- **REQUIREMENTS**: Copy the records below exactly, leaving out every picture.
* * * * * * *
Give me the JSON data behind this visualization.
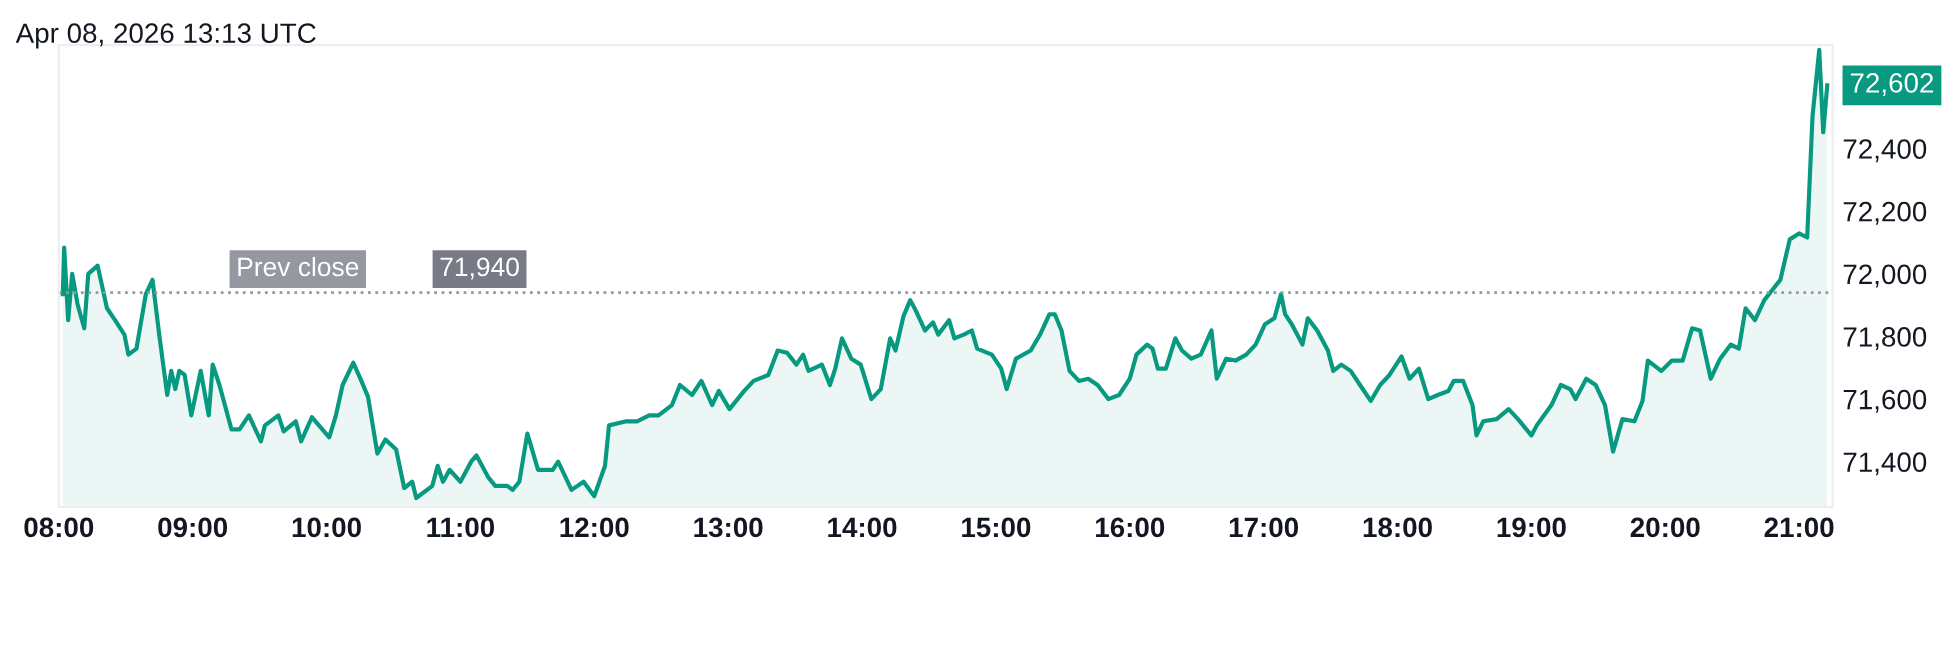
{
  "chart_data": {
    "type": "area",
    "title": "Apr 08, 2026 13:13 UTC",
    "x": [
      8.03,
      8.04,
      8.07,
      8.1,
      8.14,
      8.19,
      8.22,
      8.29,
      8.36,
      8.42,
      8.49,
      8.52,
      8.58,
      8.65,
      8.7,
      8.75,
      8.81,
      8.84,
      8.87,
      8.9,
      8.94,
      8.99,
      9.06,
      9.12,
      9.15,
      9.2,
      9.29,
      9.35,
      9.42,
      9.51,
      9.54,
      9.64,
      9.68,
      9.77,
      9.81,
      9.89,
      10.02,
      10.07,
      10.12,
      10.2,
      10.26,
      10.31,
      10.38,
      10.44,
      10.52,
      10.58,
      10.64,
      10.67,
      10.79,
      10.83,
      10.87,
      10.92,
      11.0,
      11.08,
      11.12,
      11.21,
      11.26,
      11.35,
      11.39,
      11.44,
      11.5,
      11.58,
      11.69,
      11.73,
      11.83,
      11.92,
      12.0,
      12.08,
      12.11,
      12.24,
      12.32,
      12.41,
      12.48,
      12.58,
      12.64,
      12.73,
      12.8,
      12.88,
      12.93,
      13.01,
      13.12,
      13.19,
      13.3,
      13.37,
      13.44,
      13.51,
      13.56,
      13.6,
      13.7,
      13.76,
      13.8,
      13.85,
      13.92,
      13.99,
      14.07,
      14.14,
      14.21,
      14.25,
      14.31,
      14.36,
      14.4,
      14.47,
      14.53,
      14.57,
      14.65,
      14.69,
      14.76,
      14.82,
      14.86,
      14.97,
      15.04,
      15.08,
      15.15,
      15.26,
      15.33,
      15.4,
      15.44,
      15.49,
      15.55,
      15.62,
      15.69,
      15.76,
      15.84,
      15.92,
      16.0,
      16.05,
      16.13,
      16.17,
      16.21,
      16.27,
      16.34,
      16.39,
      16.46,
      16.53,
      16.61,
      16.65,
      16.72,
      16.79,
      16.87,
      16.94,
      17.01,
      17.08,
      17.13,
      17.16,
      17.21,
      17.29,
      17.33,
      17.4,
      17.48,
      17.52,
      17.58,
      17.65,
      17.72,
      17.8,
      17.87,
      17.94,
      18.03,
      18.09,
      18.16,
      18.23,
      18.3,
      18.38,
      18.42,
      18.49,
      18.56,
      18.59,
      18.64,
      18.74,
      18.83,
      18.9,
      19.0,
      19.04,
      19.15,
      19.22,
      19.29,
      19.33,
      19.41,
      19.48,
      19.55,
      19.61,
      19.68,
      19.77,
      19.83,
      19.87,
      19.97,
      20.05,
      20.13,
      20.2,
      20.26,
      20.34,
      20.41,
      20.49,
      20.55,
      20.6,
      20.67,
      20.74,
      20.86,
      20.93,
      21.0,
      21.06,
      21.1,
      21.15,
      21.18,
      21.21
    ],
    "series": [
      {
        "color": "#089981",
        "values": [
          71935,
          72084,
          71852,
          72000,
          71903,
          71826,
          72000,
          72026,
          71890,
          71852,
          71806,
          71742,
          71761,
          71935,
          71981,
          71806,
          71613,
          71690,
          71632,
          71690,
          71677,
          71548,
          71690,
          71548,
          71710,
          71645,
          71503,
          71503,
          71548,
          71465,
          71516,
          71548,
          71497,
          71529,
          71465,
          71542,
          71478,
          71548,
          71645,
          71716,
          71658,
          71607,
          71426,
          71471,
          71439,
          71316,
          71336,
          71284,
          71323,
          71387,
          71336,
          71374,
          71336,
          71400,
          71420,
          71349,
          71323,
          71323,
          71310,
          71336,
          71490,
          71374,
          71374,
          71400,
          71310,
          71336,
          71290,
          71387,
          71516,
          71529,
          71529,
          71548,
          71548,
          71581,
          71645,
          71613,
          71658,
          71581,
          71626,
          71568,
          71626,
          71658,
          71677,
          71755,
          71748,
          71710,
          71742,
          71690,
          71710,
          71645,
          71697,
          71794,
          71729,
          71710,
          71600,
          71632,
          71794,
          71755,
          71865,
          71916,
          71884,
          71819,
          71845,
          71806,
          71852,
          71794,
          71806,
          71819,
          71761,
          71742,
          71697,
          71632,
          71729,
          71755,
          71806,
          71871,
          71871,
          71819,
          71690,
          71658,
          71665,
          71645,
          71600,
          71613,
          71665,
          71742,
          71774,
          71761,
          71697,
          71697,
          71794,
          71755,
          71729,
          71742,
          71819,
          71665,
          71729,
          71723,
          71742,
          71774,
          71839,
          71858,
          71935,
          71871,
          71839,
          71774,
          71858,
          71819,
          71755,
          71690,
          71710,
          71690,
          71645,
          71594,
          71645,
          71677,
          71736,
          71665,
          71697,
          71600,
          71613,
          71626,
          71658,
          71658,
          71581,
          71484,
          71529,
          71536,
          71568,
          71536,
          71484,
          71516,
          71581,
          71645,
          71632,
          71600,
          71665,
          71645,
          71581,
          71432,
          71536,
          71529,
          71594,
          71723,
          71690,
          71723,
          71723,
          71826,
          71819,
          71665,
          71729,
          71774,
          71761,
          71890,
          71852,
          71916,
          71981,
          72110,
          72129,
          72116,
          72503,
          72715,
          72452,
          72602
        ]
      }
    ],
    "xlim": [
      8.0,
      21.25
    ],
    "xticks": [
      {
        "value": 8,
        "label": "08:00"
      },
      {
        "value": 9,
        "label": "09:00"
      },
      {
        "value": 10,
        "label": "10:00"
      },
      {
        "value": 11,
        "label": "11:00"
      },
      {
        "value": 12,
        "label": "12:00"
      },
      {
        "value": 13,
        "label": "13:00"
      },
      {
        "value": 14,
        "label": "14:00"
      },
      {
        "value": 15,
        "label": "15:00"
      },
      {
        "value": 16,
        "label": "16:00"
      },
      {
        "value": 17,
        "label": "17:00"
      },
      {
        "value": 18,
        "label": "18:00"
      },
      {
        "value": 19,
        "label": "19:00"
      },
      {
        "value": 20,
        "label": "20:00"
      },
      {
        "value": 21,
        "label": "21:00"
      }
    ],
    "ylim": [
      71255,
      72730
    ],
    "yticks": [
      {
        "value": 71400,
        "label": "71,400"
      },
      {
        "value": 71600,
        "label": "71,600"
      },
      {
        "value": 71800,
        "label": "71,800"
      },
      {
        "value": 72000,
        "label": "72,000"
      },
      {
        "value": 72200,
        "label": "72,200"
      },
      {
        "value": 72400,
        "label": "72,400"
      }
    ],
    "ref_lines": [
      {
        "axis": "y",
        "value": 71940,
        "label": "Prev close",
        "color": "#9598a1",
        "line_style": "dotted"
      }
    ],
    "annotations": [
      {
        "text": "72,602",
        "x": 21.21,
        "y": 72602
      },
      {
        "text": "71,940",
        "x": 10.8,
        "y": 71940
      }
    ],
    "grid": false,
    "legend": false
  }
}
* * * * * * *
- **FULL ANSWER**:
Give me the JSON data behind this visualization.
{
  "chart_data": {
    "type": "area",
    "title": "Apr 08, 2026 13:13 UTC",
    "x": [
      8.03,
      8.04,
      8.07,
      8.1,
      8.14,
      8.19,
      8.22,
      8.29,
      8.36,
      8.42,
      8.49,
      8.52,
      8.58,
      8.65,
      8.7,
      8.75,
      8.81,
      8.84,
      8.87,
      8.9,
      8.94,
      8.99,
      9.06,
      9.12,
      9.15,
      9.2,
      9.29,
      9.35,
      9.42,
      9.51,
      9.54,
      9.64,
      9.68,
      9.77,
      9.81,
      9.89,
      10.02,
      10.07,
      10.12,
      10.2,
      10.26,
      10.31,
      10.38,
      10.44,
      10.52,
      10.58,
      10.64,
      10.67,
      10.79,
      10.83,
      10.87,
      10.92,
      11.0,
      11.08,
      11.12,
      11.21,
      11.26,
      11.35,
      11.39,
      11.44,
      11.5,
      11.58,
      11.69,
      11.73,
      11.83,
      11.92,
      12.0,
      12.08,
      12.11,
      12.24,
      12.32,
      12.41,
      12.48,
      12.58,
      12.64,
      12.73,
      12.8,
      12.88,
      12.93,
      13.01,
      13.12,
      13.19,
      13.3,
      13.37,
      13.44,
      13.51,
      13.56,
      13.6,
      13.7,
      13.76,
      13.8,
      13.85,
      13.92,
      13.99,
      14.07,
      14.14,
      14.21,
      14.25,
      14.31,
      14.36,
      14.4,
      14.47,
      14.53,
      14.57,
      14.65,
      14.69,
      14.76,
      14.82,
      14.86,
      14.97,
      15.04,
      15.08,
      15.15,
      15.26,
      15.33,
      15.4,
      15.44,
      15.49,
      15.55,
      15.62,
      15.69,
      15.76,
      15.84,
      15.92,
      16.0,
      16.05,
      16.13,
      16.17,
      16.21,
      16.27,
      16.34,
      16.39,
      16.46,
      16.53,
      16.61,
      16.65,
      16.72,
      16.79,
      16.87,
      16.94,
      17.01,
      17.08,
      17.13,
      17.16,
      17.21,
      17.29,
      17.33,
      17.4,
      17.48,
      17.52,
      17.58,
      17.65,
      17.72,
      17.8,
      17.87,
      17.94,
      18.03,
      18.09,
      18.16,
      18.23,
      18.3,
      18.38,
      18.42,
      18.49,
      18.56,
      18.59,
      18.64,
      18.74,
      18.83,
      18.9,
      19.0,
      19.04,
      19.15,
      19.22,
      19.29,
      19.33,
      19.41,
      19.48,
      19.55,
      19.61,
      19.68,
      19.77,
      19.83,
      19.87,
      19.97,
      20.05,
      20.13,
      20.2,
      20.26,
      20.34,
      20.41,
      20.49,
      20.55,
      20.6,
      20.67,
      20.74,
      20.86,
      20.93,
      21.0,
      21.06,
      21.1,
      21.15,
      21.18,
      21.21
    ],
    "series": [
      {
        "color": "#089981",
        "values": [
          71935,
          72084,
          71852,
          72000,
          71903,
          71826,
          72000,
          72026,
          71890,
          71852,
          71806,
          71742,
          71761,
          71935,
          71981,
          71806,
          71613,
          71690,
          71632,
          71690,
          71677,
          71548,
          71690,
          71548,
          71710,
          71645,
          71503,
          71503,
          71548,
          71465,
          71516,
          71548,
          71497,
          71529,
          71465,
          71542,
          71478,
          71548,
          71645,
          71716,
          71658,
          71607,
          71426,
          71471,
          71439,
          71316,
          71336,
          71284,
          71323,
          71387,
          71336,
          71374,
          71336,
          71400,
          71420,
          71349,
          71323,
          71323,
          71310,
          71336,
          71490,
          71374,
          71374,
          71400,
          71310,
          71336,
          71290,
          71387,
          71516,
          71529,
          71529,
          71548,
          71548,
          71581,
          71645,
          71613,
          71658,
          71581,
          71626,
          71568,
          71626,
          71658,
          71677,
          71755,
          71748,
          71710,
          71742,
          71690,
          71710,
          71645,
          71697,
          71794,
          71729,
          71710,
          71600,
          71632,
          71794,
          71755,
          71865,
          71916,
          71884,
          71819,
          71845,
          71806,
          71852,
          71794,
          71806,
          71819,
          71761,
          71742,
          71697,
          71632,
          71729,
          71755,
          71806,
          71871,
          71871,
          71819,
          71690,
          71658,
          71665,
          71645,
          71600,
          71613,
          71665,
          71742,
          71774,
          71761,
          71697,
          71697,
          71794,
          71755,
          71729,
          71742,
          71819,
          71665,
          71729,
          71723,
          71742,
          71774,
          71839,
          71858,
          71935,
          71871,
          71839,
          71774,
          71858,
          71819,
          71755,
          71690,
          71710,
          71690,
          71645,
          71594,
          71645,
          71677,
          71736,
          71665,
          71697,
          71600,
          71613,
          71626,
          71658,
          71658,
          71581,
          71484,
          71529,
          71536,
          71568,
          71536,
          71484,
          71516,
          71581,
          71645,
          71632,
          71600,
          71665,
          71645,
          71581,
          71432,
          71536,
          71529,
          71594,
          71723,
          71690,
          71723,
          71723,
          71826,
          71819,
          71665,
          71729,
          71774,
          71761,
          71890,
          71852,
          71916,
          71981,
          72110,
          72129,
          72116,
          72503,
          72715,
          72452,
          72602
        ]
      }
    ],
    "xlim": [
      8.0,
      21.25
    ],
    "xticks": [
      {
        "value": 8,
        "label": "08:00"
      },
      {
        "value": 9,
        "label": "09:00"
      },
      {
        "value": 10,
        "label": "10:00"
      },
      {
        "value": 11,
        "label": "11:00"
      },
      {
        "value": 12,
        "label": "12:00"
      },
      {
        "value": 13,
        "label": "13:00"
      },
      {
        "value": 14,
        "label": "14:00"
      },
      {
        "value": 15,
        "label": "15:00"
      },
      {
        "value": 16,
        "label": "16:00"
      },
      {
        "value": 17,
        "label": "17:00"
      },
      {
        "value": 18,
        "label": "18:00"
      },
      {
        "value": 19,
        "label": "19:00"
      },
      {
        "value": 20,
        "label": "20:00"
      },
      {
        "value": 21,
        "label": "21:00"
      }
    ],
    "ylim": [
      71255,
      72730
    ],
    "yticks": [
      {
        "value": 71400,
        "label": "71,400"
      },
      {
        "value": 71600,
        "label": "71,600"
      },
      {
        "value": 71800,
        "label": "71,800"
      },
      {
        "value": 72000,
        "label": "72,000"
      },
      {
        "value": 72200,
        "label": "72,200"
      },
      {
        "value": 72400,
        "label": "72,400"
      }
    ],
    "ref_lines": [
      {
        "axis": "y",
        "value": 71940,
        "label": "Prev close",
        "color": "#9598a1",
        "line_style": "dotted"
      }
    ],
    "annotations": [
      {
        "text": "72,602",
        "x": 21.21,
        "y": 72602
      },
      {
        "text": "71,940",
        "x": 10.8,
        "y": 71940
      }
    ],
    "grid": false,
    "legend": false
  }
}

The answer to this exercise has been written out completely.